Task to carry out =>
Extract each line holding the word "quale" from the entries.

Provided information =>
* START *

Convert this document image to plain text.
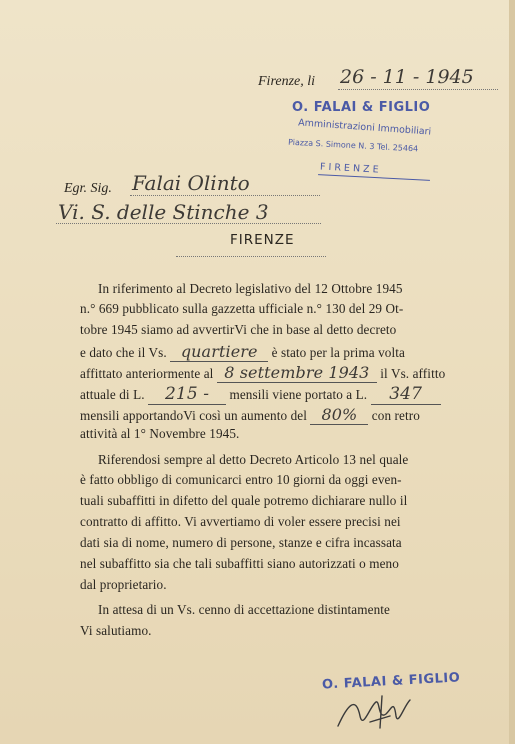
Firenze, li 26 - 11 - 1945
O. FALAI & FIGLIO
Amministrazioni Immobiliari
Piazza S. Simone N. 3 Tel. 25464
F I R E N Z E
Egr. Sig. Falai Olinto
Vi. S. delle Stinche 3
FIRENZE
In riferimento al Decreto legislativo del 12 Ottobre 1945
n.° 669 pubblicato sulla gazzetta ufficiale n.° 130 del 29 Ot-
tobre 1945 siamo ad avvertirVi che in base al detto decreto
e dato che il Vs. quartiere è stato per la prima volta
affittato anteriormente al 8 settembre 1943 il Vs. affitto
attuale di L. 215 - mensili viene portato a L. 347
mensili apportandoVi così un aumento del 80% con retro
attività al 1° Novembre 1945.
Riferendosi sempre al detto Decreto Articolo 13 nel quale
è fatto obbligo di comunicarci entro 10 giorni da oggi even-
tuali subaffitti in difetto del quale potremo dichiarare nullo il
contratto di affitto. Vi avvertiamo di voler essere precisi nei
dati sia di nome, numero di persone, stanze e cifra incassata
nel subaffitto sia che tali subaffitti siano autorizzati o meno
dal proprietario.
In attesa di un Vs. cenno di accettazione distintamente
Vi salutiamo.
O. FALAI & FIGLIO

* END *
* START *

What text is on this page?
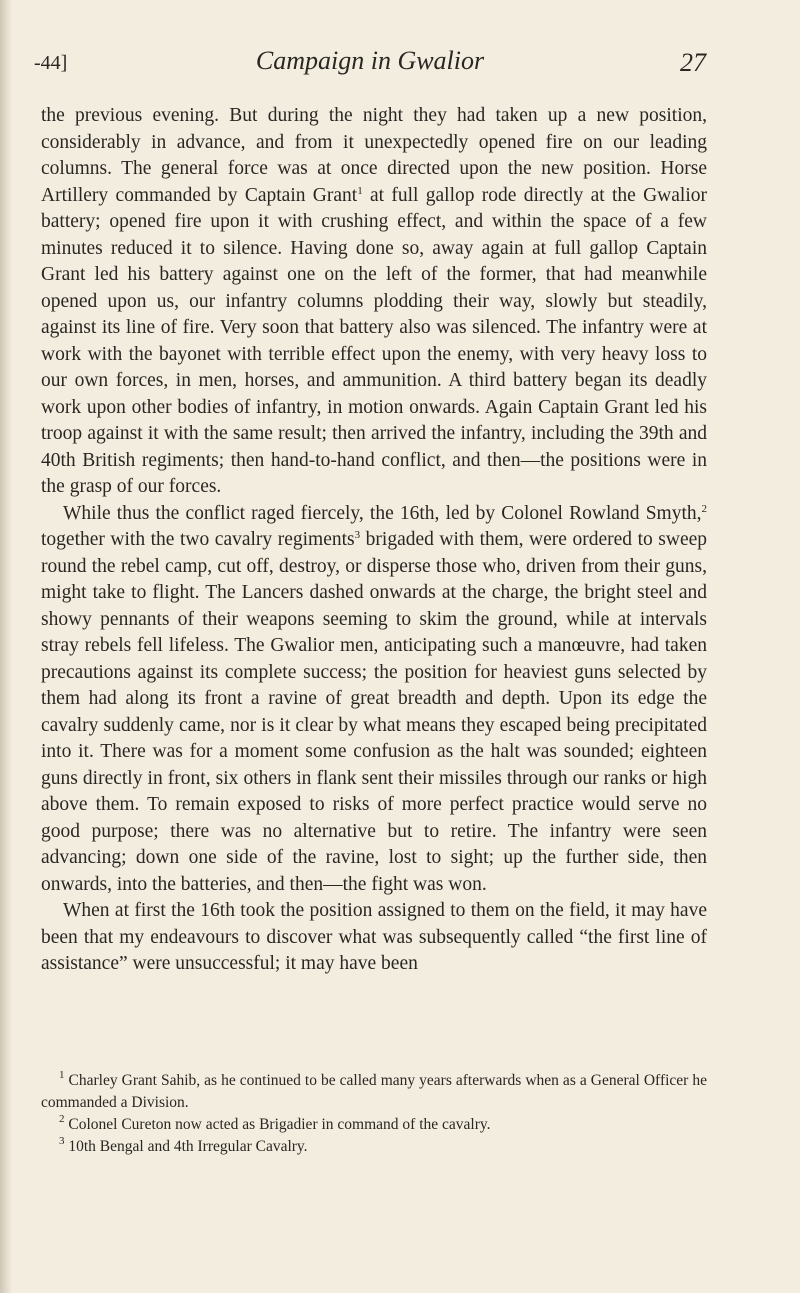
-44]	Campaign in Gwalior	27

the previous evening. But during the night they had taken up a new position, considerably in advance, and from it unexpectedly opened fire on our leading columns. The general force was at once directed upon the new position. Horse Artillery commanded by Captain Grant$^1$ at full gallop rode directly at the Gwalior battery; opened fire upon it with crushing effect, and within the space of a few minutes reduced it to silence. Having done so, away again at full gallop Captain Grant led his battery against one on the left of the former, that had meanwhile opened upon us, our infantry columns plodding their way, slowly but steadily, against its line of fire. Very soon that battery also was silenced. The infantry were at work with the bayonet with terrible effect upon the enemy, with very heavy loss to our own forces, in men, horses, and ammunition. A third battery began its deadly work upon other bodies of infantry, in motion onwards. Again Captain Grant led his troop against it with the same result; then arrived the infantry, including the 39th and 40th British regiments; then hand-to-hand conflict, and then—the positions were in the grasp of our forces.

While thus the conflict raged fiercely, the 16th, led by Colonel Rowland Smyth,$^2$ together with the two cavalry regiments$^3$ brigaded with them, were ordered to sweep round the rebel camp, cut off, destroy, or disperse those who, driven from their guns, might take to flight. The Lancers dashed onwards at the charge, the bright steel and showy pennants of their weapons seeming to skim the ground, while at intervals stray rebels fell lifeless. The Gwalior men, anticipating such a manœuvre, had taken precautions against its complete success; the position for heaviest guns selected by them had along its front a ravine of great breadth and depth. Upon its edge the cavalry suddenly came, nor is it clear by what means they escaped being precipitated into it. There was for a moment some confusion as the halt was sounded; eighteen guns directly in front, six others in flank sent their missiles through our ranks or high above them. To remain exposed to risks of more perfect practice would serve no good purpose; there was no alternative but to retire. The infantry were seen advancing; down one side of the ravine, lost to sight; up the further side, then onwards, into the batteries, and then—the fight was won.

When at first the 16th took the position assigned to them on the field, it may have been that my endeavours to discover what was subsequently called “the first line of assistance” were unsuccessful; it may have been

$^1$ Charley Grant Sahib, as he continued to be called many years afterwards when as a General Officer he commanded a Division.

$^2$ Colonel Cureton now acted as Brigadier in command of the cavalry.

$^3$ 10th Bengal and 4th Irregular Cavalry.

* END *

Solution =>
Riferendosi sempre al detto Decreto Articolo 13 nel quale
tuali subaffitti in difetto del quale potremo dichiarare nullo il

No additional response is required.